(Extracts from a graphics dataset)
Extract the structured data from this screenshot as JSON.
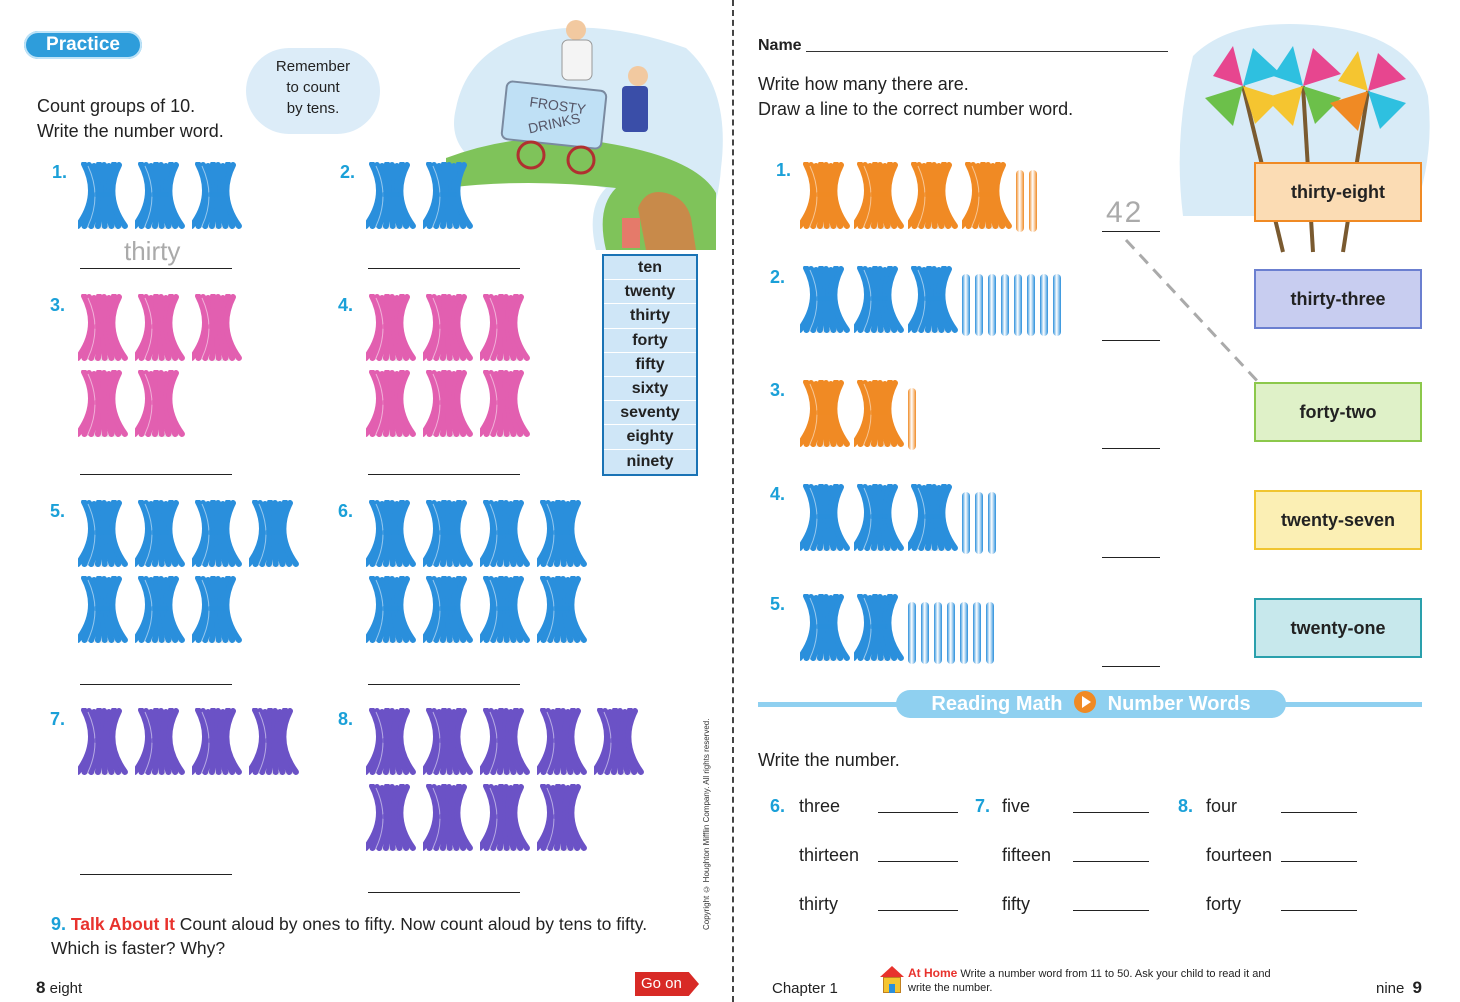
{
  "left": {
    "badge": "Practice",
    "cloud": [
      "Remember",
      "to count",
      "by tens."
    ],
    "instructions": [
      "Count groups of 10.",
      "Write the number word."
    ],
    "cart_sign": [
      "FROSTY",
      "DRINKS"
    ],
    "word_bank": [
      "ten",
      "twenty",
      "thirty",
      "forty",
      "fifty",
      "sixty",
      "seventy",
      "eighty",
      "ninety"
    ],
    "problems": [
      {
        "num": "1.",
        "bundles": 3,
        "color": "#2a8fdc",
        "answer": "thirty"
      },
      {
        "num": "2.",
        "bundles": 2,
        "color": "#2a8fdc",
        "answer": ""
      },
      {
        "num": "3.",
        "bundles": 5,
        "color": "#e25fb0",
        "answer": ""
      },
      {
        "num": "4.",
        "bundles": 6,
        "color": "#e25fb0",
        "answer": ""
      },
      {
        "num": "5.",
        "bundles": 7,
        "color": "#2a8fdc",
        "answer": ""
      },
      {
        "num": "6.",
        "bundles": 8,
        "color": "#2a8fdc",
        "answer": ""
      },
      {
        "num": "7.",
        "bundles": 4,
        "color": "#6b52c6",
        "answer": ""
      },
      {
        "num": "8.",
        "bundles": 9,
        "color": "#6b52c6",
        "answer": ""
      }
    ],
    "talk": {
      "num": "9.",
      "label": "Talk About It",
      "text": "Count aloud by ones to fifty. Now count aloud by tens to fifty. Which is faster? Why?"
    },
    "page_num": "8",
    "page_word": "eight",
    "go_on": "Go on",
    "copyright": "Copyright © Houghton Mifflin Company. All rights reserved."
  },
  "right": {
    "name_label": "Name",
    "instructions": [
      "Write how many there are.",
      "Draw a line to the correct number word."
    ],
    "problems": [
      {
        "num": "1.",
        "tens": 4,
        "ones": 2,
        "color": "#f08a24",
        "answer": "42"
      },
      {
        "num": "2.",
        "tens": 3,
        "ones": 8,
        "color": "#2a8fdc",
        "answer": ""
      },
      {
        "num": "3.",
        "tens": 2,
        "ones": 1,
        "color": "#f08a24",
        "answer": ""
      },
      {
        "num": "4.",
        "tens": 3,
        "ones": 3,
        "color": "#2a8fdc",
        "answer": ""
      },
      {
        "num": "5.",
        "tens": 2,
        "ones": 7,
        "color": "#2a8fdc",
        "answer": ""
      }
    ],
    "word_boxes": [
      {
        "label": "thirty-eight",
        "bg": "#fbdcb4",
        "border": "#f08a24"
      },
      {
        "label": "thirty-three",
        "bg": "#c8cdf0",
        "border": "#6b7fd0"
      },
      {
        "label": "forty-two",
        "bg": "#dff1c8",
        "border": "#8cc84b"
      },
      {
        "label": "twenty-seven",
        "bg": "#fbefb4",
        "border": "#f0c530"
      },
      {
        "label": "twenty-one",
        "bg": "#c7e8ec",
        "border": "#2aa0ac"
      }
    ],
    "reading_math": {
      "left": "Reading Math",
      "right": "Number Words"
    },
    "write_number": "Write the number.",
    "word_problems": [
      {
        "num": "6.",
        "words": [
          "three",
          "thirteen",
          "thirty"
        ]
      },
      {
        "num": "7.",
        "words": [
          "five",
          "fifteen",
          "fifty"
        ]
      },
      {
        "num": "8.",
        "words": [
          "four",
          "fourteen",
          "forty"
        ]
      }
    ],
    "chapter": "Chapter 1",
    "at_home_label": "At Home",
    "at_home_text": "Write a number word from 11 to 50. Ask your child to read it and write the number.",
    "page_word": "nine",
    "page_num": "9"
  }
}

WORK TO COMPLETE: Within the listing above, work out how many lines contain the string "tens", and reply with that number only.

REPLY TO THE EXERCISE: 7